_WORK TASK_. If a line of the data below holds the word "samt", list it.

=-=-=-=-=

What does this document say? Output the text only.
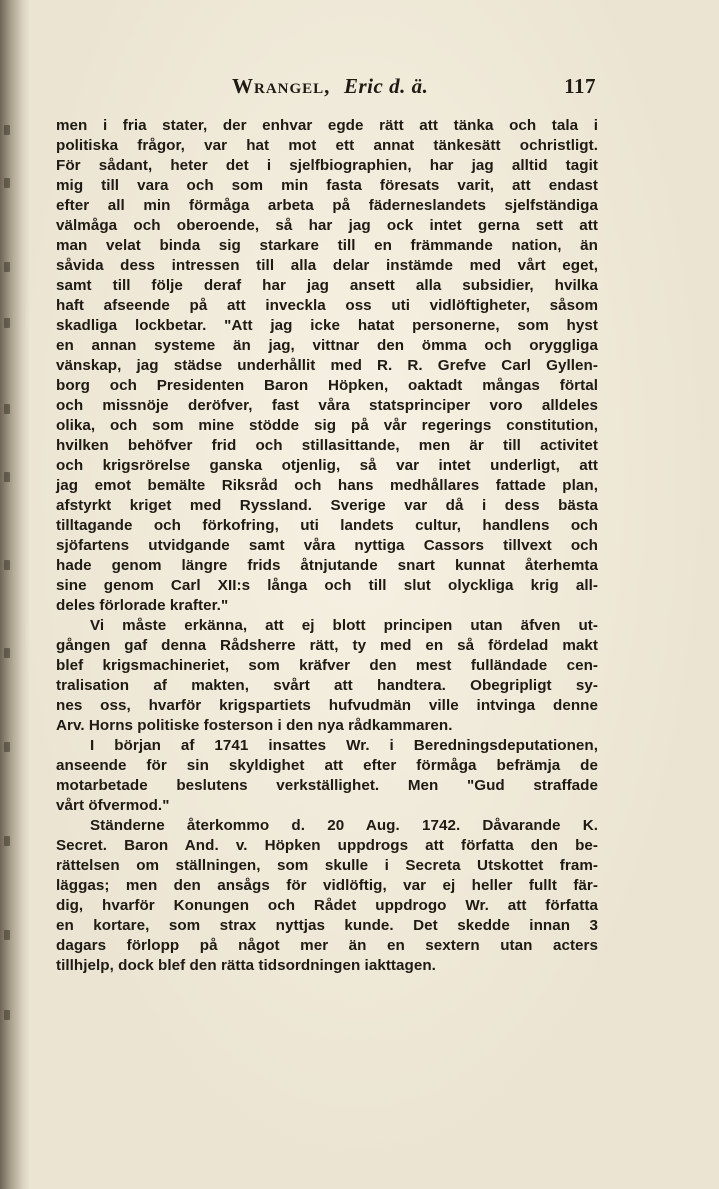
Wrangel, Eric d. ä.	117
men i fria stater, der enhvar egde rätt att tänka och tala i
politiska frågor, var hat mot ett annat tänkesätt ochristligt.
För sådant, heter det i sjelfbiographien, har jag alltid tagit
mig till vara och som min fasta föresats varit, att endast
efter all min förmåga arbeta på fäderneslandets sjelfständiga
välmåga och oberoende, så har jag ock intet gerna sett att
man velat binda sig starkare till en främmande nation, än
såvida dess intressen till alla delar instämde med vårt eget,
samt till följe deraf har jag ansett alla subsidier, hvilka
haft afseende på att inveckla oss uti vidlöftigheter, såsom
skadliga lockbetar. "Att jag icke hatat personerne, som hyst
en annan systeme än jag, vittnar den ömma och oryggliga
vänskap, jag städse underhållit med R. R. Grefve Carl Gyllen-
borg och Presidenten Baron Höpken, oaktadt mångas förtal
och missnöje deröfver, fast våra statsprinciper voro alldeles
olika, och som mine stödde sig på vår regerings constitution,
hvilken behöfver frid och stillasittande, men är till activitet
och krigsrörelse ganska otjenlig, så var intet underligt, att
jag emot bemälte Riksråd och hans medhållares fattade plan,
afstyrkt kriget med Ryssland. Sverige var då i dess bästa
tilltagande och förkofring, uti landets cultur, handlens och
sjöfartens utvidgande samt våra nyttiga Cassors tillvext och
hade genom längre frids åtnjutande snart kunnat återhemta
sine genom Carl XII:s långa och till slut olyckliga krig all-
deles förlorade krafter."
Vi måste erkänna, att ej blott principen utan äfven ut-
gången gaf denna Rådsherre rätt, ty med en så fördelad makt
blef krigsmachineriet, som kräfver den mest fulländade cen-
tralisation af makten, svårt att handtera. Obegripligt sy-
nes oss, hvarför krigspartiets hufvudmän ville intvinga denne
Arv. Horns politiske fosterson i den nya rådkammaren.
I början af 1741 insattes Wr. i Beredningsdeputationen,
anseende för sin skyldighet att efter förmåga befrämja de
motarbetade beslutens verkställighet. Men "Gud straffade
vårt öfvermod."
Ständerne återkommo d. 20 Aug. 1742. Dåvarande K.
Secret. Baron And. v. Höpken uppdrogs att författa den be-
rättelsen om ställningen, som skulle i Secreta Utskottet fram-
läggas; men den ansågs för vidlöftig, var ej heller fullt fär-
dig, hvarför Konungen och Rådet uppdrogo Wr. att författa
en kortare, som strax nyttjas kunde. Det skedde innan 3
dagars förlopp på något mer än en sextern utan acters
tillhjelp, dock blef den rätta tidsordningen iakttagen.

=-=-=-=-=

_WRITTEN REPLY_.
samt till följe deraf har jag ansett alla subsidier, hvilka
sjöfartens utvidgande samt våra nyttiga Cassors tillvext och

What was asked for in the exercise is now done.